Written exercise:
Please copy exactly the lines that begin with the one containing "Parse this screenshot: output" and end with the last line of the entries.

Given records:
########################################

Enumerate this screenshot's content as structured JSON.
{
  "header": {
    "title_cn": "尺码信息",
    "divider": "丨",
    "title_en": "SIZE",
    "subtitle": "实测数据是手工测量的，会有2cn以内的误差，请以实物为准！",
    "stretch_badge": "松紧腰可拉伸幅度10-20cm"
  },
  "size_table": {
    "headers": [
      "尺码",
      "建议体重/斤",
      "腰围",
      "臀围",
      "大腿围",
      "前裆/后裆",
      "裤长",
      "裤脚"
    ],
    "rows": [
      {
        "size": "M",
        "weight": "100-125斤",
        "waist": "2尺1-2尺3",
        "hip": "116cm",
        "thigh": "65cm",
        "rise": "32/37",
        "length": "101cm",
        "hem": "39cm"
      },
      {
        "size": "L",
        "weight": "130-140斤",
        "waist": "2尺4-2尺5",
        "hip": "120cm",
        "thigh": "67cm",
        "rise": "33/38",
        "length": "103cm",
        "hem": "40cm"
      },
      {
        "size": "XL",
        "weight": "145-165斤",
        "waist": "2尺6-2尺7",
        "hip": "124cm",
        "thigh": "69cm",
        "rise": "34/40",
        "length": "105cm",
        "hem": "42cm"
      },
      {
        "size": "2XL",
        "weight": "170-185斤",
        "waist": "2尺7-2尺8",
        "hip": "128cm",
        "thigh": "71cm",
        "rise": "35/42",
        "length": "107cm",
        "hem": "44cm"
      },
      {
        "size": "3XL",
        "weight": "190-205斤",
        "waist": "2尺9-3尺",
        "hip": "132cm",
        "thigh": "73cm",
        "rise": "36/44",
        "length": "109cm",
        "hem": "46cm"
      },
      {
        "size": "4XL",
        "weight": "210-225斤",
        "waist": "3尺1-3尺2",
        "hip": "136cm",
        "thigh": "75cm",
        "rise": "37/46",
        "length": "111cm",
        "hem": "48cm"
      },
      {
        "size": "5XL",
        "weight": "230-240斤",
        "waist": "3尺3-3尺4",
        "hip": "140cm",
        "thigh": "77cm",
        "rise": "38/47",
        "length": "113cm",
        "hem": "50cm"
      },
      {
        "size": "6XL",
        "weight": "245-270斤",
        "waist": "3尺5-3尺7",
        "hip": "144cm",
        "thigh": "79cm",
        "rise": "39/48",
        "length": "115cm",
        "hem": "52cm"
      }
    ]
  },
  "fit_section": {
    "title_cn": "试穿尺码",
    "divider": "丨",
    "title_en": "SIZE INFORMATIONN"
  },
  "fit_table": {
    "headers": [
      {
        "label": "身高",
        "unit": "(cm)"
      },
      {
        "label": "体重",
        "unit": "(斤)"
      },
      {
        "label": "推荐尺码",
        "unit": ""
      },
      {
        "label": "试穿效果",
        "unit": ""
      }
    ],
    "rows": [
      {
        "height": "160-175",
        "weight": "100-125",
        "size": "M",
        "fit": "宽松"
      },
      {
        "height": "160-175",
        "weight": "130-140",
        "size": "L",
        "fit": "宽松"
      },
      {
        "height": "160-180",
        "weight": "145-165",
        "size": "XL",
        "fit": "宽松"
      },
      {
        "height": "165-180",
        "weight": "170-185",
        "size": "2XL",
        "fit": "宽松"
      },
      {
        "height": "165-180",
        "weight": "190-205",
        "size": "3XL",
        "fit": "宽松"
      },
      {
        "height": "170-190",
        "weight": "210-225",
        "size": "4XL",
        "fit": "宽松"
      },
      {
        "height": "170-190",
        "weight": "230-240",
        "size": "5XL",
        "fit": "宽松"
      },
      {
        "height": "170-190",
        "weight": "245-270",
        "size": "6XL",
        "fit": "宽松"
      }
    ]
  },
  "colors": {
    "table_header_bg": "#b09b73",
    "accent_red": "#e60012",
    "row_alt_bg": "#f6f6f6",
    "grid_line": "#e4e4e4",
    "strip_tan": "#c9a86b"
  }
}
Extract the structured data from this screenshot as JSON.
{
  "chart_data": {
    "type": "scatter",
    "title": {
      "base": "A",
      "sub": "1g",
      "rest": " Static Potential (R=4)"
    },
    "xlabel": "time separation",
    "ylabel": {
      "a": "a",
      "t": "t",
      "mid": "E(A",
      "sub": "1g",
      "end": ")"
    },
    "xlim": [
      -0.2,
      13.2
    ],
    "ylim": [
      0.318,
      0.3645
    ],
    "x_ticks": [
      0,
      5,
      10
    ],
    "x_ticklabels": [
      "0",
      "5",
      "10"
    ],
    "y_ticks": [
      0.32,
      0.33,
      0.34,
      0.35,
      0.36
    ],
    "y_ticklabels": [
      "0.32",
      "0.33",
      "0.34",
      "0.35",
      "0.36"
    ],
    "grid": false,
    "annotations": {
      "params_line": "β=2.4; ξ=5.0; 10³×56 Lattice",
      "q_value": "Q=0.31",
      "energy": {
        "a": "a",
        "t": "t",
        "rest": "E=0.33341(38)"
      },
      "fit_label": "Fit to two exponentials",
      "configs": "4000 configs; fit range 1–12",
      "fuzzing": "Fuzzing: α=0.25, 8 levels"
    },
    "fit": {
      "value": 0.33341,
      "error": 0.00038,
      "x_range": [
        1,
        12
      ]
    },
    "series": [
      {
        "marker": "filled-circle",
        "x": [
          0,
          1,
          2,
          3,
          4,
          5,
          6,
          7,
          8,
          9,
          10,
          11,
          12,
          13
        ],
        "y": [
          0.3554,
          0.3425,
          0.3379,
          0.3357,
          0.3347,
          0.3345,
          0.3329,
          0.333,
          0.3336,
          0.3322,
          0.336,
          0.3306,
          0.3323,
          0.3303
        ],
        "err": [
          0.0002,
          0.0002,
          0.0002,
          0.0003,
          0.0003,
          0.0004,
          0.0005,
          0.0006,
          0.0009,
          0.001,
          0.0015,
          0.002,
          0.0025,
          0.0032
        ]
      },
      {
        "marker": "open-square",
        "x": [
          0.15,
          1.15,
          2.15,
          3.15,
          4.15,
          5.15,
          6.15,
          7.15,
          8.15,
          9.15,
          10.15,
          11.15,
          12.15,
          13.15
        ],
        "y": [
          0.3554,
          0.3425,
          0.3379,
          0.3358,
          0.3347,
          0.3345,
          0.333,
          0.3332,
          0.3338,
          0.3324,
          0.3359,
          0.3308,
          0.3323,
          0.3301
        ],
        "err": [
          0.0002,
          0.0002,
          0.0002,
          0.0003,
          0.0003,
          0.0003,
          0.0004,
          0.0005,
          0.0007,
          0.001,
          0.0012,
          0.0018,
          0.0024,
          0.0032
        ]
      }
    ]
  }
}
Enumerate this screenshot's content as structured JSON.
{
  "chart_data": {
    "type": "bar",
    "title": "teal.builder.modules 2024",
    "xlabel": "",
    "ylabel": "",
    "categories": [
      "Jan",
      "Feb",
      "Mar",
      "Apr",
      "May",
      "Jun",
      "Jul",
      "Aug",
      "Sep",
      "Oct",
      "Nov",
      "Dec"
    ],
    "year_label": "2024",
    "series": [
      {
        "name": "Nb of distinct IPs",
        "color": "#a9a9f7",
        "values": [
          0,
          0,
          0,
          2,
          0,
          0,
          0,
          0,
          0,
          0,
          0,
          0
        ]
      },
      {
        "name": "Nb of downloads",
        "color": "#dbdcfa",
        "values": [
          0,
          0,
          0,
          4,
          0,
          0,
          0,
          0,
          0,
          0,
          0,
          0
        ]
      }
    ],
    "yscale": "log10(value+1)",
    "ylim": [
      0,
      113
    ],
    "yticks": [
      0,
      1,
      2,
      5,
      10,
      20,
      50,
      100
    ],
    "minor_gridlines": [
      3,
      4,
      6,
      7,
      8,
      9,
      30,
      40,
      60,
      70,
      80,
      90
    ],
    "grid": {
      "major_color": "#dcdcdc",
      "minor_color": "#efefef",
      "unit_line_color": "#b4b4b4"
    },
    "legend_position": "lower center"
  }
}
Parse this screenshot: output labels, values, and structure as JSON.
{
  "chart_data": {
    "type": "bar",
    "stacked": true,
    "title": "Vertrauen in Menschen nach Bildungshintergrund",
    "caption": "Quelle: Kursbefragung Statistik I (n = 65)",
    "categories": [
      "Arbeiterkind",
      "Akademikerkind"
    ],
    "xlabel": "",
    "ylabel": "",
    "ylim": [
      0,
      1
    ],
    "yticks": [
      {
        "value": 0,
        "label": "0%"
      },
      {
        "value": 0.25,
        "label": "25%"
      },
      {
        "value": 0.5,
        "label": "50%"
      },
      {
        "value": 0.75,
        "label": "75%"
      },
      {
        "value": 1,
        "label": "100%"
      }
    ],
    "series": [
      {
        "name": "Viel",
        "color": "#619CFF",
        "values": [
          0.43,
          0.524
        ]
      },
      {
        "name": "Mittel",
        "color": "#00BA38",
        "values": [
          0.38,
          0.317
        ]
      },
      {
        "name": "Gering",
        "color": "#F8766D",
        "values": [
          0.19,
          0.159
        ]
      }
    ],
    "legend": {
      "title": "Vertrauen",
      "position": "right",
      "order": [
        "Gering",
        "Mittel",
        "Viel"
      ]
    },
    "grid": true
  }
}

########################################

Finished answer:
Parse this screenshot: output labels, values, and structure as JSON.
{
  "chart_data": {
    "type": "bar",
    "stacked": true,
    "title": "Vertrauen in Menschen nach Bildungshintergrund",
    "caption": "Quelle: Kursbefragung Statistik I (n = 65)",
    "categories": [
      "Arbeiterkind",
      "Akademikerkind"
    ],
    "xlabel": "",
    "ylabel": "",
    "ylim": [
      0,
      1
    ],
    "yticks": [
      {
        "value": 0,
        "label": "0%"
      },
      {
        "value": 0.25,
        "label": "25%"
      },
      {
        "value": 0.5,
        "label": "50%"
      },
      {
        "value": 0.75,
        "label": "75%"
      },
      {
        "value": 1,
        "label": "100%"
      }
    ],
    "series": [
      {
        "name": "Viel",
        "color": "#619CFF",
        "values": [
          0.43,
          0.524
        ]
      },
      {
        "name": "Mittel",
        "color": "#00BA38",
        "values": [
          0.38,
          0.317
        ]
      },
      {
        "name": "Gering",
        "color": "#F8766D",
        "values": [
          0.19,
          0.159
        ]
      }
    ],
    "legend": {
      "title": "Vertrauen",
      "position": "right",
      "order": [
        "Gering",
        "Mittel",
        "Viel"
      ]
    },
    "grid": true
  }
}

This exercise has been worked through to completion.